#### WRITTEN EXERCISE:
The entries below are to be repeated exactly as they stand.

⁂

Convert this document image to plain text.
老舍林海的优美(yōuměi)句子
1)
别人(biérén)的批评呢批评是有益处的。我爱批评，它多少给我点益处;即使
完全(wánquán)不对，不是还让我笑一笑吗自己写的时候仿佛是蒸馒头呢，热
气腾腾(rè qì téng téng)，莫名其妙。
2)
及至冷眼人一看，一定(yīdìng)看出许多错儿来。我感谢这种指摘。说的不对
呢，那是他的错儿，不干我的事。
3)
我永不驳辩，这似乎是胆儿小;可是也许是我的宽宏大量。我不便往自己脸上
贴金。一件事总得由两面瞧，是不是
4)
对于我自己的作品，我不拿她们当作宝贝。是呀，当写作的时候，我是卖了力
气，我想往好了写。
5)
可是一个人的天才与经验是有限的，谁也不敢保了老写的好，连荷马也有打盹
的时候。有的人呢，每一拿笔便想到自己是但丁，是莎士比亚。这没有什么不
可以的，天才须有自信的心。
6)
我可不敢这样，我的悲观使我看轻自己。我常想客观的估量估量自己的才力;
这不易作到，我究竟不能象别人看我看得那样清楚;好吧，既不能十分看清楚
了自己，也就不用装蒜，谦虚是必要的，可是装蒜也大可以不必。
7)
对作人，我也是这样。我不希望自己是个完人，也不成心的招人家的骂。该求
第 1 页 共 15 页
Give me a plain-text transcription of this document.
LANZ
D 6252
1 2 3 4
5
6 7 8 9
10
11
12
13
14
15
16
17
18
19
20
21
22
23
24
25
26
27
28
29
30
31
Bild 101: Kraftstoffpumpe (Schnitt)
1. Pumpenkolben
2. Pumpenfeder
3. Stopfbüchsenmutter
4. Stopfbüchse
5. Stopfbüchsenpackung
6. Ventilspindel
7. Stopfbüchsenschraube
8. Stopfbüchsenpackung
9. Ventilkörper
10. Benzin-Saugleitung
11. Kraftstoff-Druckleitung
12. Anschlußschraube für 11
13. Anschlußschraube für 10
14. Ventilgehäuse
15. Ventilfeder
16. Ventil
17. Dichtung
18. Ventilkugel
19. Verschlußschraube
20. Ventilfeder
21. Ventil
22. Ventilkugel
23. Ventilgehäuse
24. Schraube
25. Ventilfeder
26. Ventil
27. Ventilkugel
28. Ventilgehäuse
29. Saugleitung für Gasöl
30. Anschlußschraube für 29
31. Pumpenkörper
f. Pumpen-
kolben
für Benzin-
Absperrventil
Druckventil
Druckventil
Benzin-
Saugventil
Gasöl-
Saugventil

⁂

#### THE OUTPUT:
Convert this document image to plain text.
老舍林海的优美(yōuměi)句子
1)
别人(biérén)的批评呢批评是有益处的。我爱批评，它多少给我点益处;即使
完全(wánquán)不对，不是还让我笑一笑吗自己写的时候仿佛是蒸馒头呢，热
气腾腾(rè qì téng téng)，莫名其妙。
2)
及至冷眼人一看，一定(yīdìng)看出许多错儿来。我感谢这种指摘。说的不对
呢，那是他的错儿，不干我的事。
3)
我永不驳辩，这似乎是胆儿小;可是也许是我的宽宏大量。我不便往自己脸上
贴金。一件事总得由两面瞧，是不是
4)
对于我自己的作品，我不拿她们当作宝贝。是呀，当写作的时候，我是卖了力
气，我想往好了写。
5)
可是一个人的天才与经验是有限的，谁也不敢保了老写的好，连荷马也有打盹
的时候。有的人呢，每一拿笔便想到自己是但丁，是莎士比亚。这没有什么不
可以的，天才须有自信的心。
6)
我可不敢这样，我的悲观使我看轻自己。我常想客观的估量估量自己的才力;
这不易作到，我究竟不能象别人看我看得那样清楚;好吧，既不能十分看清楚
了自己，也就不用装蒜，谦虚是必要的，可是装蒜也大可以不必。
7)
对作人，我也是这样。我不希望自己是个完人，也不成心的招人家的骂。该求
第 1 页 共 15 页
Give me a plain-text transcription of this document.
LANZ
D 6252
1 2 3 4
5
6 7 8 9
10
11
12
13
14
15
16
17
18
19
20
21
22
23
24
25
26
27
28
29
30
31
Bild 101: Kraftstoffpumpe (Schnitt)
1. Pumpenkolben
2. Pumpenfeder
3. Stopfbüchsenmutter
4. Stopfbüchse
5. Stopfbüchsenpackung
6. Ventilspindel
7. Stopfbüchsenschraube
8. Stopfbüchsenpackung
9. Ventilkörper
10. Benzin-Saugleitung
11. Kraftstoff-Druckleitung
12. Anschlußschraube für 11
13. Anschlußschraube für 10
14. Ventilgehäuse
15. Ventilfeder
16. Ventil
17. Dichtung
18. Ventilkugel
19. Verschlußschraube
20. Ventilfeder
21. Ventil
22. Ventilkugel
23. Ventilgehäuse
24. Schraube
25. Ventilfeder
26. Ventil
27. Ventilkugel
28. Ventilgehäuse
29. Saugleitung für Gasöl
30. Anschlußschraube für 29
31. Pumpenkörper
f. Pumpen-
kolben
für Benzin-
Absperrventil
Druckventil
Druckventil
Benzin-
Saugventil
Gasöl-
Saugventil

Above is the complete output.